Work to do:
Leave out the pictures and repeat everything else in the records exactly.

— START Given entries —

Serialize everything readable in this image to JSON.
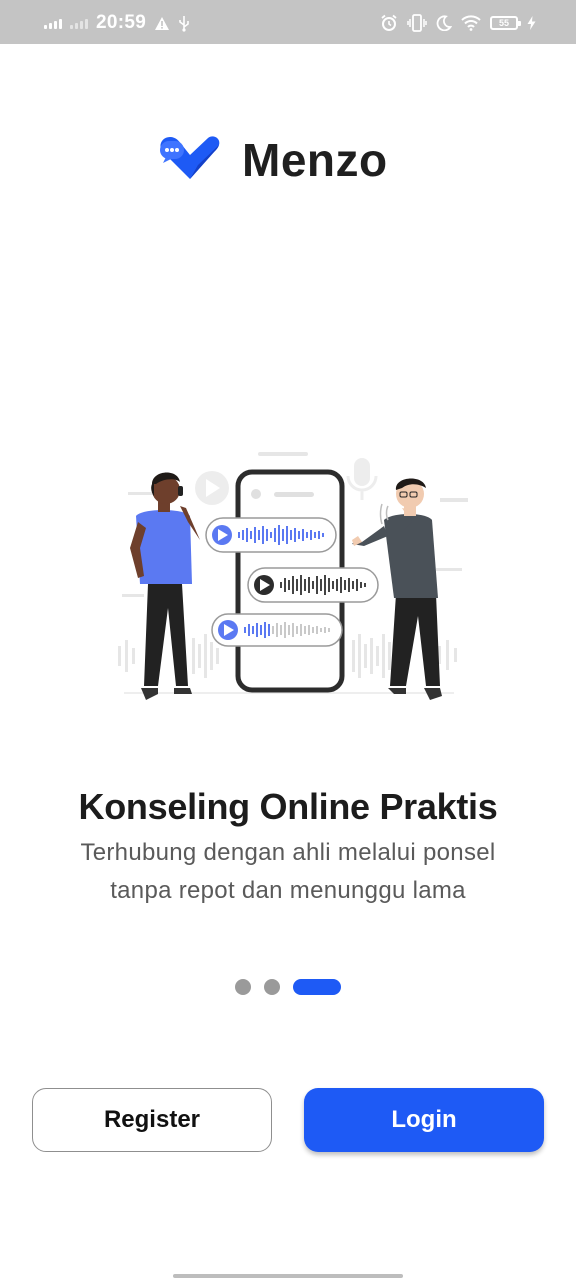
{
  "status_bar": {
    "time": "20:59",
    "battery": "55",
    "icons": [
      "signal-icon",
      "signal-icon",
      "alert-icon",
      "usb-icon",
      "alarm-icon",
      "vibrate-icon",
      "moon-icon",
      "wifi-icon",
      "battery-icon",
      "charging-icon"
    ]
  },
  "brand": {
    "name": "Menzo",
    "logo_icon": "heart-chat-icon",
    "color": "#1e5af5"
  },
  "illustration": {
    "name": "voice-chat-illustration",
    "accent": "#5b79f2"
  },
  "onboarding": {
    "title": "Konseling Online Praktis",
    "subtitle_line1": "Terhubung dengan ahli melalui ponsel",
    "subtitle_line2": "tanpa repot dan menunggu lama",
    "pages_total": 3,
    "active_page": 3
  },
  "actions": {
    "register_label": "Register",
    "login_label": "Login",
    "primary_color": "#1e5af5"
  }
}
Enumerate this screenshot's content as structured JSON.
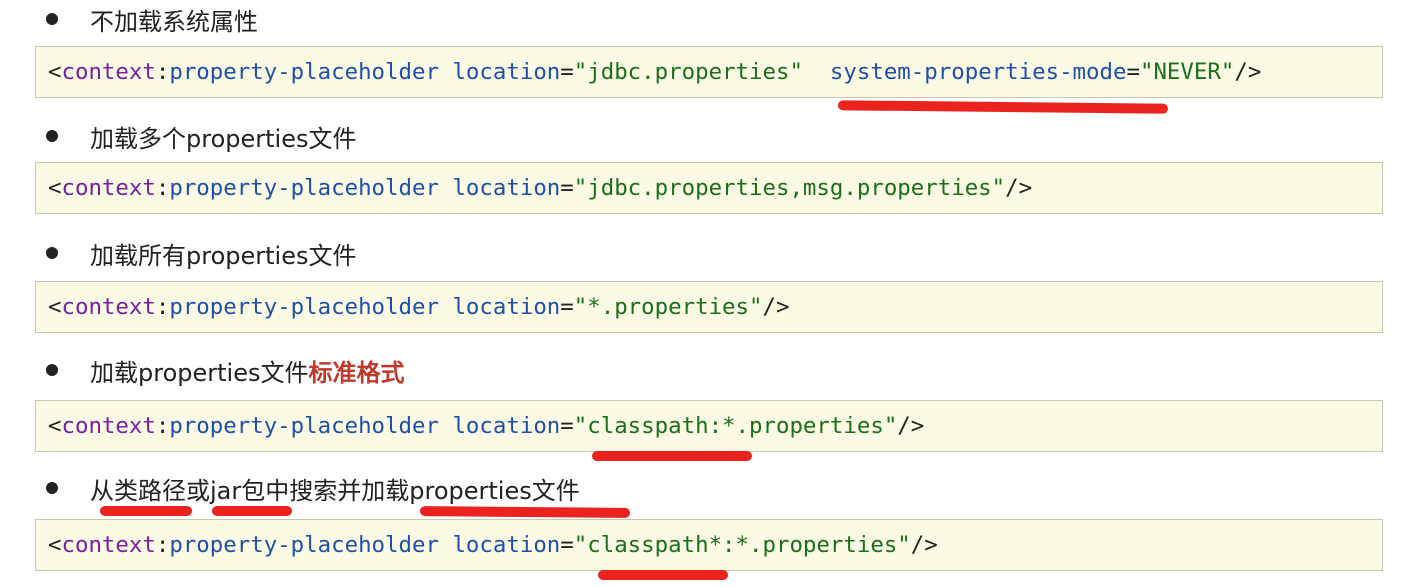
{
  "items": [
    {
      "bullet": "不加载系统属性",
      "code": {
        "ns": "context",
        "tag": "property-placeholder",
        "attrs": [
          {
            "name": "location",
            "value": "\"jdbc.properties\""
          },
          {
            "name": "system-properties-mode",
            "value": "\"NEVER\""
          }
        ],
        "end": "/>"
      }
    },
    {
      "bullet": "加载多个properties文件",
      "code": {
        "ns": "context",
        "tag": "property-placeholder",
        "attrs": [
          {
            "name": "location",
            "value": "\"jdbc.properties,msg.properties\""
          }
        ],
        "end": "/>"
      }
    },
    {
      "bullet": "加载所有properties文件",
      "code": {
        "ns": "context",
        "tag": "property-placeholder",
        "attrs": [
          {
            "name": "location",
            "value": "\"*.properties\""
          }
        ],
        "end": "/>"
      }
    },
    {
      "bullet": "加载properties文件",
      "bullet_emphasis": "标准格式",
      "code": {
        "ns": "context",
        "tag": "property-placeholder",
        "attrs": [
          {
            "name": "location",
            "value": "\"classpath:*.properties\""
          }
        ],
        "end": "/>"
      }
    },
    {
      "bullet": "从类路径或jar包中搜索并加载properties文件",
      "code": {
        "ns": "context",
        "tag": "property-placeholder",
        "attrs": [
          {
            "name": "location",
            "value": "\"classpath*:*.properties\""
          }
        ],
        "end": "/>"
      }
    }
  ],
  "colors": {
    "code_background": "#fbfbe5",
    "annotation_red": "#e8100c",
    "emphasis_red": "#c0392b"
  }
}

— END Given entries —

Reply:
Serialize everything readable in this image to JSON.
{
  "status_bar": {
    "time": "20:59",
    "battery": "55",
    "icons": [
      "signal-icon",
      "signal-icon",
      "alert-icon",
      "usb-icon",
      "alarm-icon",
      "vibrate-icon",
      "moon-icon",
      "wifi-icon",
      "battery-icon",
      "charging-icon"
    ]
  },
  "brand": {
    "name": "Menzo",
    "logo_icon": "heart-chat-icon",
    "color": "#1e5af5"
  },
  "illustration": {
    "name": "voice-chat-illustration",
    "accent": "#5b79f2"
  },
  "onboarding": {
    "title": "Konseling Online Praktis",
    "subtitle_line1": "Terhubung dengan ahli melalui ponsel",
    "subtitle_line2": "tanpa repot dan menunggu lama",
    "pages_total": 3,
    "active_page": 3
  },
  "actions": {
    "register_label": "Register",
    "login_label": "Login",
    "primary_color": "#1e5af5"
  }
}
Enumerate this screenshot's content as structured JSON.
{
  "items": [
    {
      "bullet": "不加载系统属性",
      "code": {
        "ns": "context",
        "tag": "property-placeholder",
        "attrs": [
          {
            "name": "location",
            "value": "\"jdbc.properties\""
          },
          {
            "name": "system-properties-mode",
            "value": "\"NEVER\""
          }
        ],
        "end": "/>"
      }
    },
    {
      "bullet": "加载多个properties文件",
      "code": {
        "ns": "context",
        "tag": "property-placeholder",
        "attrs": [
          {
            "name": "location",
            "value": "\"jdbc.properties,msg.properties\""
          }
        ],
        "end": "/>"
      }
    },
    {
      "bullet": "加载所有properties文件",
      "code": {
        "ns": "context",
        "tag": "property-placeholder",
        "attrs": [
          {
            "name": "location",
            "value": "\"*.properties\""
          }
        ],
        "end": "/>"
      }
    },
    {
      "bullet": "加载properties文件",
      "bullet_emphasis": "标准格式",
      "code": {
        "ns": "context",
        "tag": "property-placeholder",
        "attrs": [
          {
            "name": "location",
            "value": "\"classpath:*.properties\""
          }
        ],
        "end": "/>"
      }
    },
    {
      "bullet": "从类路径或jar包中搜索并加载properties文件",
      "code": {
        "ns": "context",
        "tag": "property-placeholder",
        "attrs": [
          {
            "name": "location",
            "value": "\"classpath*:*.properties\""
          }
        ],
        "end": "/>"
      }
    }
  ],
  "colors": {
    "code_background": "#fbfbe5",
    "annotation_red": "#e8100c",
    "emphasis_red": "#c0392b"
  }
}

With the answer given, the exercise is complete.